-- start EXTRACTED MATERIAL --

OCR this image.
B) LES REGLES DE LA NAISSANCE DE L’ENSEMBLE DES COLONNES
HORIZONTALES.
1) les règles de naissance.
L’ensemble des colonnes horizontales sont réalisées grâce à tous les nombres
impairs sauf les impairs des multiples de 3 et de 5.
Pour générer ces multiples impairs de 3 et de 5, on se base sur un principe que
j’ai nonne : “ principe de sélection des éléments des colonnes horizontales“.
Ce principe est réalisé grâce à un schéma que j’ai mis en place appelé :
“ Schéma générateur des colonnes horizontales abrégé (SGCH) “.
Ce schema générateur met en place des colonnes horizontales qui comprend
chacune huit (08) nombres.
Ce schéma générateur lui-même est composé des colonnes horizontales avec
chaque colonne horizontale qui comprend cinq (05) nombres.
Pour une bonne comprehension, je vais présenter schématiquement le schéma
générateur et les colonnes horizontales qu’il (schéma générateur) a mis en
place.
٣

-- end EXTRACTED MATERIAL --

▶ PROBLEM STATEMENT
Extract the whole listing, character for character.

▶ FULL ANSWER
OCR this image.
B) LES REGLES DE LA NAISSANCE DE L’ENSEMBLE DES COLONNES
HORIZONTALES.
1) les règles de naissance.
L’ensemble des colonnes horizontales sont réalisées grâce à tous les nombres
impairs sauf les impairs des multiples de 3 et de 5.
Pour générer ces multiples impairs de 3 et de 5, on se base sur un principe que
j’ai nonne : “ principe de sélection des éléments des colonnes horizontales“.
Ce principe est réalisé grâce à un schéma que j’ai mis en place appelé :
“ Schéma générateur des colonnes horizontales abrégé (SGCH) “.
Ce schema générateur met en place des colonnes horizontales qui comprend
chacune huit (08) nombres.
Ce schéma générateur lui-même est composé des colonnes horizontales avec
chaque colonne horizontale qui comprend cinq (05) nombres.
Pour une bonne comprehension, je vais présenter schématiquement le schéma
générateur et les colonnes horizontales qu’il (schéma générateur) a mis en
place.
٣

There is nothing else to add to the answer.